• [Exercise details] List every line of the records below that contains the string "将会自动进入", matching case exactly.

____

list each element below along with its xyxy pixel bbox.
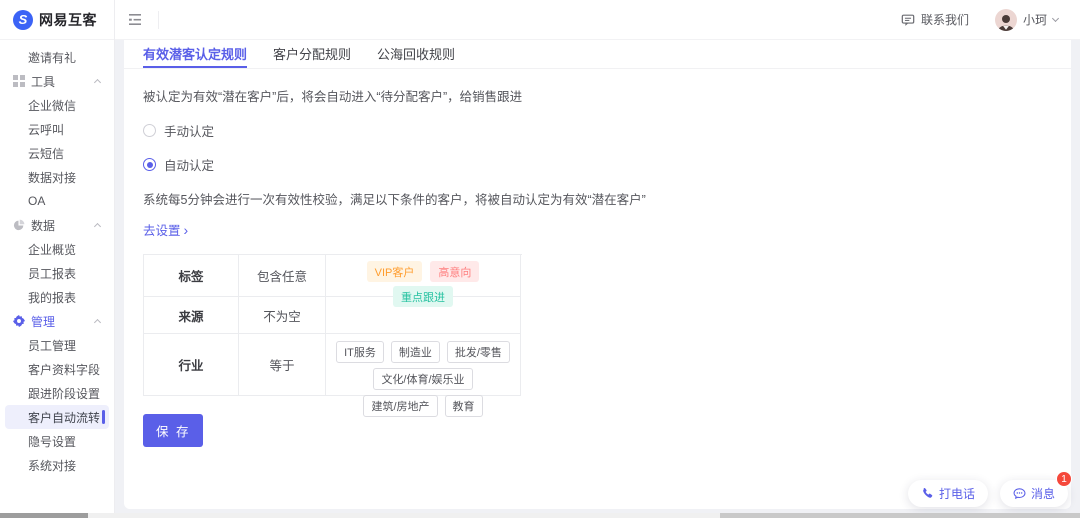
horizontal-scrollbar [0,513,1080,518]
save-button[interactable]: 保 存 [143,414,204,447]
chevron-right-icon: › [183,221,189,238]
rule-intro-text: 被认定为有效“潜在客户”后，将会自动进入“待分配客户”，给销售跟进 [143,90,523,104]
content-area: 有效潜客认定规则 客户分配规则 公海回收规则 被认定为有效“潜在客户”后，将会自… [115,40,1080,518]
brand-logo-icon: S [13,9,33,30]
chevron-up-icon [93,222,102,230]
radio-checked-icon[interactable] [143,158,156,171]
tab-valid-lead-rules[interactable]: 有效潜客认定规则 [143,40,248,68]
condition-table: 标签 包含任意 VIP客户 高意向 重点跟进 来源 不为空 行业 等于 IT服务… [143,254,522,417]
condition-field: 标签 [144,255,239,297]
sidebar-group-tools[interactable]: 工具 [0,69,114,93]
sidebar-item-system-connect[interactable]: 系统对接 [0,453,114,477]
phone-icon [921,487,934,500]
sidebar-item-my-report[interactable]: 我的报表 [0,285,114,309]
sidebar: S 网易互客 邀请有礼 工具 企业微信 云呼叫 云短信 数据对接 OA 数据 企… [0,0,115,518]
rule-tabs: 有效潜客认定规则 客户分配规则 公海回收规则 [124,40,1071,69]
condition-values: IT服务 制造业 批发/零售 文化/体育/娱乐业 建筑/房地产 教育 [326,334,521,417]
sidebar-item-cloud-call[interactable]: 云呼叫 [0,117,114,141]
grid-icon [13,75,25,87]
sidebar-group-label: 管理 [31,314,56,329]
condition-values: VIP客户 高意向 重点跟进 [326,255,521,307]
message-bubble-icon [1013,487,1026,500]
chevron-up-icon [93,318,102,326]
sidebar-item-cloud-sms[interactable]: 云短信 [0,141,114,165]
chevron-down-icon [1051,14,1060,22]
rule-panel: 被认定为有效“潜在客户”后，将会自动进入“待分配客户”，给销售跟进 手动认定 自… [124,69,1071,464]
messages-button[interactable]: 消息 1 [999,471,1072,507]
chevron-up-icon [93,78,102,86]
user-name: 小珂 [1022,13,1047,27]
condition-operator: 等于 [239,334,326,396]
user-menu[interactable]: 小珂 [994,8,1060,31]
contact-us-label: 联系我们 [920,13,969,27]
make-call-button[interactable]: 打电话 [907,480,988,507]
contact-us-button[interactable]: 联系我们 [901,11,969,28]
tab-public-pool-rules[interactable]: 公海回收规则 [377,40,455,68]
manual-mode-label: 手动认定 [164,125,215,139]
tab-customer-assign-rules[interactable]: 客户分配规则 [273,40,351,68]
sidebar-group-label: 工具 [31,74,56,89]
chat-icon [901,13,915,27]
condition-operator: 包含任意 [239,255,326,297]
table-row: 标签 包含任意 VIP客户 高意向 重点跟进 [144,255,522,307]
tag-industry: 批发/零售 [446,340,510,363]
tag-vip: VIP客户 [366,261,423,282]
manual-mode-radio[interactable]: 手动认定 [143,121,1052,140]
sidebar-nav: 邀请有礼 工具 企业微信 云呼叫 云短信 数据对接 OA 数据 企业概览 员工报… [0,40,114,477]
radio-unchecked-icon[interactable] [143,124,156,137]
messages-label: 消息 [1030,487,1055,501]
topbar-divider [158,10,159,29]
tag-industry: 教育 [444,394,483,417]
brand-name: 网易互客 [39,11,97,28]
pie-chart-icon [13,219,25,231]
sidebar-item-staff-report[interactable]: 员工报表 [0,261,114,285]
unread-count-badge: 1 [1056,471,1072,487]
sidebar-item-company-overview[interactable]: 企业概览 [0,237,114,261]
condition-operator: 不为空 [239,297,326,334]
sidebar-item-data-connect[interactable]: 数据对接 [0,165,114,189]
sidebar-item-staff-admin[interactable]: 员工管理 [0,333,114,357]
scrollbar-thumb[interactable] [720,513,1080,518]
sidebar-item-number-masking[interactable]: 隐号设置 [0,429,114,453]
auto-mode-label: 自动认定 [164,159,215,173]
settings-card: 有效潜客认定规则 客户分配规则 公海回收规则 被认定为有效“潜在客户”后，将会自… [124,40,1071,509]
sidebar-item-customer-fields[interactable]: 客户资料字段 [0,357,114,381]
brand-logo: S 网易互客 [0,0,114,40]
condition-field: 来源 [144,297,239,334]
table-row: 来源 不为空 [144,297,522,334]
auto-mode-description: 系统每5分钟会进行一次有效性校验，满足以下条件的客户，将被自动认定为有效“潜在客… [143,193,646,207]
topbar: 联系我们 小珂 [115,0,1080,40]
condition-field: 行业 [144,334,239,396]
tag-industry: 制造业 [390,340,440,363]
go-settings-link[interactable]: 去设置 › [143,220,188,239]
sidebar-group-admin[interactable]: 管理 [0,309,114,333]
sidebar-item-followup-stages[interactable]: 跟进阶段设置 [0,381,114,405]
floating-actions: 打电话 消息 1 [907,471,1072,507]
tag-industry: IT服务 [336,340,384,363]
sidebar-group-label: 数据 [31,218,56,233]
tag-industry: 文化/体育/娱乐业 [373,367,473,390]
gear-icon [13,315,25,327]
tag-high-intent: 高意向 [430,261,480,282]
avatar [994,8,1017,31]
sidebar-group-data[interactable]: 数据 [0,213,114,237]
sidebar-item-wecom[interactable]: 企业微信 [0,93,114,117]
scrollbar-thumb[interactable] [0,513,88,518]
sidebar-item-customer-auto-flow[interactable]: 客户自动流转 [5,405,109,429]
go-settings-label: 去设置 [143,224,181,238]
sidebar-item-oa[interactable]: OA [0,189,114,213]
sidebar-item-invite[interactable]: 邀请有礼 [0,45,114,69]
sidebar-collapse-icon[interactable] [129,13,144,26]
tag-industry: 建筑/房地产 [363,394,438,417]
table-row: 行业 等于 IT服务 制造业 批发/零售 文化/体育/娱乐业 建筑/房地产 教育 [144,334,522,417]
auto-mode-radio[interactable]: 自动认定 [143,155,1052,174]
make-call-label: 打电话 [938,487,975,501]
condition-values [326,297,521,334]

____

• [Response to the task]
rule-intro-text: 被认定为有效“潜在客户”后，将会自动进入“待分配客户”，给销售跟进 [143,90,523,104]
rule-panel: 被认定为有效“潜在客户”后，将会自动进入“待分配客户”，给销售跟进 手动认定 自… [124,69,1071,464]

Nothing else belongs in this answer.